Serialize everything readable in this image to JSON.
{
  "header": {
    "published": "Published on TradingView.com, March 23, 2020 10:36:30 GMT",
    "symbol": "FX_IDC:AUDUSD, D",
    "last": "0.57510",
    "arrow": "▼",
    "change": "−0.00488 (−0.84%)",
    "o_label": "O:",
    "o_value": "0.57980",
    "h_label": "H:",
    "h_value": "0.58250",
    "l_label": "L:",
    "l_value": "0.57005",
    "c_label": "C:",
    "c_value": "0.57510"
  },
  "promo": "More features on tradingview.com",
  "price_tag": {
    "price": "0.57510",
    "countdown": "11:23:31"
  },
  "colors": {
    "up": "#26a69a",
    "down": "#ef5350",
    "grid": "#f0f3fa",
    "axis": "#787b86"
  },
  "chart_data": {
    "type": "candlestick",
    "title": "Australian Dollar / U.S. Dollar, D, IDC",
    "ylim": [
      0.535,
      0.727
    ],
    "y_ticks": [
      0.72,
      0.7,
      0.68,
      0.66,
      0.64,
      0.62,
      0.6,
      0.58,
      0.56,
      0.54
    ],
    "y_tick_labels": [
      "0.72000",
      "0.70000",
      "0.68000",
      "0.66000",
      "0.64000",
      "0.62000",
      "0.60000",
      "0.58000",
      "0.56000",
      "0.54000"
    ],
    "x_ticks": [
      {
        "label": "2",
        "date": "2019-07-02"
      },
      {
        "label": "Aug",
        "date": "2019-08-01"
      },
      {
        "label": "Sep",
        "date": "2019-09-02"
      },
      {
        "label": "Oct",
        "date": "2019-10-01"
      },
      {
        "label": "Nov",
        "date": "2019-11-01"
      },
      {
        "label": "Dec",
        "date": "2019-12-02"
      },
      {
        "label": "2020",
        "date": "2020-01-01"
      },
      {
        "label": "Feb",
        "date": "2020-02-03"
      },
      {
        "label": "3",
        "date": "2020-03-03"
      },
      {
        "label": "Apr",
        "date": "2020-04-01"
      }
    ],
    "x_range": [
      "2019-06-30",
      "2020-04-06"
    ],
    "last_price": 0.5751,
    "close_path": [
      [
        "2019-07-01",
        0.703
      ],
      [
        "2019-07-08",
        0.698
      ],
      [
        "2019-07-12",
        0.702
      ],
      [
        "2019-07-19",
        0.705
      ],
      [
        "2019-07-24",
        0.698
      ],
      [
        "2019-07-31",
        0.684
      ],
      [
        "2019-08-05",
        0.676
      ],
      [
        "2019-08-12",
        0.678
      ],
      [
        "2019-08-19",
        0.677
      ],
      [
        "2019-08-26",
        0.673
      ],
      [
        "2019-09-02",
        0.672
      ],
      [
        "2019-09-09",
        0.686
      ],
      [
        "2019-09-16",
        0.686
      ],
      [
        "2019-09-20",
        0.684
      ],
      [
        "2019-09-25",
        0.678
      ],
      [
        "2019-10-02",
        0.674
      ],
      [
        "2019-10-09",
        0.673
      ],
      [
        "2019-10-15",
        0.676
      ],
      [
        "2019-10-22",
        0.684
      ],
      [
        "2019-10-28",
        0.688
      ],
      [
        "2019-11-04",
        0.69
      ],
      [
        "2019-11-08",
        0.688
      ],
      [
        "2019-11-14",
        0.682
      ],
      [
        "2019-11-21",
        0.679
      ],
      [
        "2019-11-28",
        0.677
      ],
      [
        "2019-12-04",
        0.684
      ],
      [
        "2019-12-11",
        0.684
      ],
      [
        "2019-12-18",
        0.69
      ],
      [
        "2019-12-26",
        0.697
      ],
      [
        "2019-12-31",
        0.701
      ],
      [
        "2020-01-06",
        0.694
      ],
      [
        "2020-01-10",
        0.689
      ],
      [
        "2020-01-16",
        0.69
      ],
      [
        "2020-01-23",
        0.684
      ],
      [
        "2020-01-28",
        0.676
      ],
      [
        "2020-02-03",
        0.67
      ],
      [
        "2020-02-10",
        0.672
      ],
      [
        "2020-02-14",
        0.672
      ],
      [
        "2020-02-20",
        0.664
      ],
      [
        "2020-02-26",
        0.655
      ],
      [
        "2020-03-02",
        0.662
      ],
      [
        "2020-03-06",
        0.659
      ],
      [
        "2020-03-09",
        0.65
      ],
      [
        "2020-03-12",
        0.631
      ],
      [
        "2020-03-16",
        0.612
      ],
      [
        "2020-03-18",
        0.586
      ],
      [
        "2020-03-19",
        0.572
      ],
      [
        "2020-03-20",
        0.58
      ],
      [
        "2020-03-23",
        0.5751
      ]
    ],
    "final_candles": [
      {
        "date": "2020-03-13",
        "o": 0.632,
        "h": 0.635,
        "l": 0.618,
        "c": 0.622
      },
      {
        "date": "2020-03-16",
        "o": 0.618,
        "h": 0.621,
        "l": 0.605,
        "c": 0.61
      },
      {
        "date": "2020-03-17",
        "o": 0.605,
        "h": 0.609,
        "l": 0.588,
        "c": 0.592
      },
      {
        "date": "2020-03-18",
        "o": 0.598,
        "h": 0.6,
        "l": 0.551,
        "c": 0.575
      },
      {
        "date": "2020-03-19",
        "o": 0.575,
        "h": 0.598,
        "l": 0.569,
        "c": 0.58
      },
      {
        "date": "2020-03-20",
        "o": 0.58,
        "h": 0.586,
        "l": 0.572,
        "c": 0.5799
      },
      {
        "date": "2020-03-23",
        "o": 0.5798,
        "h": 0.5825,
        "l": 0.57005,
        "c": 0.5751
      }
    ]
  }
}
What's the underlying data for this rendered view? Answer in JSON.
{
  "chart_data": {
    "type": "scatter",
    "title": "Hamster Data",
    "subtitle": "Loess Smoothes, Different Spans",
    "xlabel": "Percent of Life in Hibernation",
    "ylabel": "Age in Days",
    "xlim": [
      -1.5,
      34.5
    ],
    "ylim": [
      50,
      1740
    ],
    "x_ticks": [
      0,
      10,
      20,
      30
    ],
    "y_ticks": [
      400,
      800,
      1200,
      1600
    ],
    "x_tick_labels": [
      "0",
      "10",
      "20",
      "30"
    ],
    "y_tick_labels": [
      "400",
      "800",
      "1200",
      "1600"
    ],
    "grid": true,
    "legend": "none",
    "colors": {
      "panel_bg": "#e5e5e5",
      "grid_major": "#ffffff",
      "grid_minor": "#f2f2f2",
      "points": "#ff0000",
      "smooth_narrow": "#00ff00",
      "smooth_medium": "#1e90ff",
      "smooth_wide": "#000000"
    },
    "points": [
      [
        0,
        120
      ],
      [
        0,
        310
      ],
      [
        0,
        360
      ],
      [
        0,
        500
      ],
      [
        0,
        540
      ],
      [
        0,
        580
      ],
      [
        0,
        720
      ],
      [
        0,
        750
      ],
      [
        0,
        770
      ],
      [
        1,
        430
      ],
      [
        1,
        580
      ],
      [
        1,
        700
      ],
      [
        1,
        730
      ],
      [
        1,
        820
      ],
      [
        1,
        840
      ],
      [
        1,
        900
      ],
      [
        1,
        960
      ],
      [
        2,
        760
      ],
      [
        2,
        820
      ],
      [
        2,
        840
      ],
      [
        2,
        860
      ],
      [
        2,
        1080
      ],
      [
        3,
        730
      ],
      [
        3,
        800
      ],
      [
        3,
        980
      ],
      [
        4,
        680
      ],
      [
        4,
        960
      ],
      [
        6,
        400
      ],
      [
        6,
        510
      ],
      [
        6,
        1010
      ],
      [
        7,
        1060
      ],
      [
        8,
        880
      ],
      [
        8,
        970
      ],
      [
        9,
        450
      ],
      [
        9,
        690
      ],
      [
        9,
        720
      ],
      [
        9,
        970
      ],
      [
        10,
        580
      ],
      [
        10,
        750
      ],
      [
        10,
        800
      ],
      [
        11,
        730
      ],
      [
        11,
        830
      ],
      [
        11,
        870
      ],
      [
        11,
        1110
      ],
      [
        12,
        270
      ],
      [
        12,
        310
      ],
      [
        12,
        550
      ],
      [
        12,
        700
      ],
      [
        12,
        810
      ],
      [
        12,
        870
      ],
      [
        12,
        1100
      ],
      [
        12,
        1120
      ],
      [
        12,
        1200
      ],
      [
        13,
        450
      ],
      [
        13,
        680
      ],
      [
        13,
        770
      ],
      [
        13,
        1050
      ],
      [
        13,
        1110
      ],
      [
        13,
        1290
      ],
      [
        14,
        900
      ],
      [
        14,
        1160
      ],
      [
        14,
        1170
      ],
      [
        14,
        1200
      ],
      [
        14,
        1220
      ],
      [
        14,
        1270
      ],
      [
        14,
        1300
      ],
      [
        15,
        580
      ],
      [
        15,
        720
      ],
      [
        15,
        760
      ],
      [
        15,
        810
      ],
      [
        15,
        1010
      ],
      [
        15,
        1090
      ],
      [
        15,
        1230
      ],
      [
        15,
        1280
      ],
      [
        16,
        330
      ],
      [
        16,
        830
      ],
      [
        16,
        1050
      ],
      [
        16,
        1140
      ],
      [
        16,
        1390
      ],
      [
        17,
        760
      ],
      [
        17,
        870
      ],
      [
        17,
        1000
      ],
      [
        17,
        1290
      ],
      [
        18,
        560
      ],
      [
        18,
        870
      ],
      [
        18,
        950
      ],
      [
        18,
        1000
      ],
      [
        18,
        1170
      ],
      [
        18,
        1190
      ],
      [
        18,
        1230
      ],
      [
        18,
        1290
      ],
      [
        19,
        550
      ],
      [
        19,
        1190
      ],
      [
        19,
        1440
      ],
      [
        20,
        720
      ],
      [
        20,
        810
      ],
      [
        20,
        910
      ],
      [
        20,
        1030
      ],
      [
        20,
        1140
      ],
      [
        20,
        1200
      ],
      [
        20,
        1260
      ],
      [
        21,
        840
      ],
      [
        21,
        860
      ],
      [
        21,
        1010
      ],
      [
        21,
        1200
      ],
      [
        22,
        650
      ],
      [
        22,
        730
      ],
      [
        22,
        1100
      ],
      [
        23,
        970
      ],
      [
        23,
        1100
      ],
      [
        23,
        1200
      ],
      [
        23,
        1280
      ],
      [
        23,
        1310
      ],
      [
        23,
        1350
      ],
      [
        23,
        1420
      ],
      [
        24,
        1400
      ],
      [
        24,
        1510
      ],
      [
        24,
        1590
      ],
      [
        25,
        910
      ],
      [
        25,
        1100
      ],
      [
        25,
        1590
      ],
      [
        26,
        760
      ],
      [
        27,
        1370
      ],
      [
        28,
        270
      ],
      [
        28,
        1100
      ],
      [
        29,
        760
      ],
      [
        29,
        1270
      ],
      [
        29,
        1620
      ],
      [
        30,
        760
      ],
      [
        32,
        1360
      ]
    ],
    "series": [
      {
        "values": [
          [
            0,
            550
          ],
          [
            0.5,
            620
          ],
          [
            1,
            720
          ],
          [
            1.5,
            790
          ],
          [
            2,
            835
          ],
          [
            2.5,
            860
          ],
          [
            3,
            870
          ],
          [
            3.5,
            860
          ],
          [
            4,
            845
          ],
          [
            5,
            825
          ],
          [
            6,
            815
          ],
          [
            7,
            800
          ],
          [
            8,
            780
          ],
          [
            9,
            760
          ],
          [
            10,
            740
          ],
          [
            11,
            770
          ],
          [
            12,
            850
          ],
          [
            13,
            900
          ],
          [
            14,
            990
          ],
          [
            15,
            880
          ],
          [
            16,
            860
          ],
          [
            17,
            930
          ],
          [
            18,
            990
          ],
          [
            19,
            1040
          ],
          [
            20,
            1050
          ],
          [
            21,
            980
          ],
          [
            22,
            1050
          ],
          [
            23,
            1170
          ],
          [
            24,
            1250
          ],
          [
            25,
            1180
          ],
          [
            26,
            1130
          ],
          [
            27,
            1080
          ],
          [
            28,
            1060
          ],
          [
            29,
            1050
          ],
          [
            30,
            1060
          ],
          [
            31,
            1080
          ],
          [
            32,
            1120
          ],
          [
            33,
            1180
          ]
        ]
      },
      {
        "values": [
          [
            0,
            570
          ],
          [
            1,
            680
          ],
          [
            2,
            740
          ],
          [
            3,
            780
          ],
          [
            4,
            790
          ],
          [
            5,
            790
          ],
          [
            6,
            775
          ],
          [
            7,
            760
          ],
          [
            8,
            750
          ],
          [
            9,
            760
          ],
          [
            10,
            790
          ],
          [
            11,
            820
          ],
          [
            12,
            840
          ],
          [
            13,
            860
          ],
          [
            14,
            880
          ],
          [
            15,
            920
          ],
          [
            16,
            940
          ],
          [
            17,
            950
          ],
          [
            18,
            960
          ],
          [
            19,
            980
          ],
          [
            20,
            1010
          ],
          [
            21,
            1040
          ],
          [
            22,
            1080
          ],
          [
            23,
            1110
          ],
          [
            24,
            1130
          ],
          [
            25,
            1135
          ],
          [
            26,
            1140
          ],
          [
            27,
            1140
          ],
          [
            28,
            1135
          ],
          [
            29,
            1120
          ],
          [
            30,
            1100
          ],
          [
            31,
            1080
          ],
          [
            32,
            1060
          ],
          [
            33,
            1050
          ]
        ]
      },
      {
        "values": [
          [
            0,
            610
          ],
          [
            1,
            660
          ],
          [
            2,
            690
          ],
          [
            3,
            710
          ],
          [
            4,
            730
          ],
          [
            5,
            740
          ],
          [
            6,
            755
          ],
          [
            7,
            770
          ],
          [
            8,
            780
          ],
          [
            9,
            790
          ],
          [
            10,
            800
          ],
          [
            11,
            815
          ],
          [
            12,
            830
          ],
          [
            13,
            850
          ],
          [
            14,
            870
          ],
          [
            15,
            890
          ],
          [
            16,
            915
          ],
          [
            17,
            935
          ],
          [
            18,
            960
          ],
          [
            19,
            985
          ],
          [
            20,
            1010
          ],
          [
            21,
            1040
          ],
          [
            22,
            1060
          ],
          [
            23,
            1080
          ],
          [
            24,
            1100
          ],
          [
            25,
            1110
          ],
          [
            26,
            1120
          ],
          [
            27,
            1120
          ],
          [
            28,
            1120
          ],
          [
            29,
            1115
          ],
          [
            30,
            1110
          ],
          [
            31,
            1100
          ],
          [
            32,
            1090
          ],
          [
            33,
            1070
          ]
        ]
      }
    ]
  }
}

**TASK DETAILS**
Say how many lines of the data include the word "JSON". Respond with the number alone.

**RESULT OF THE TASK**
2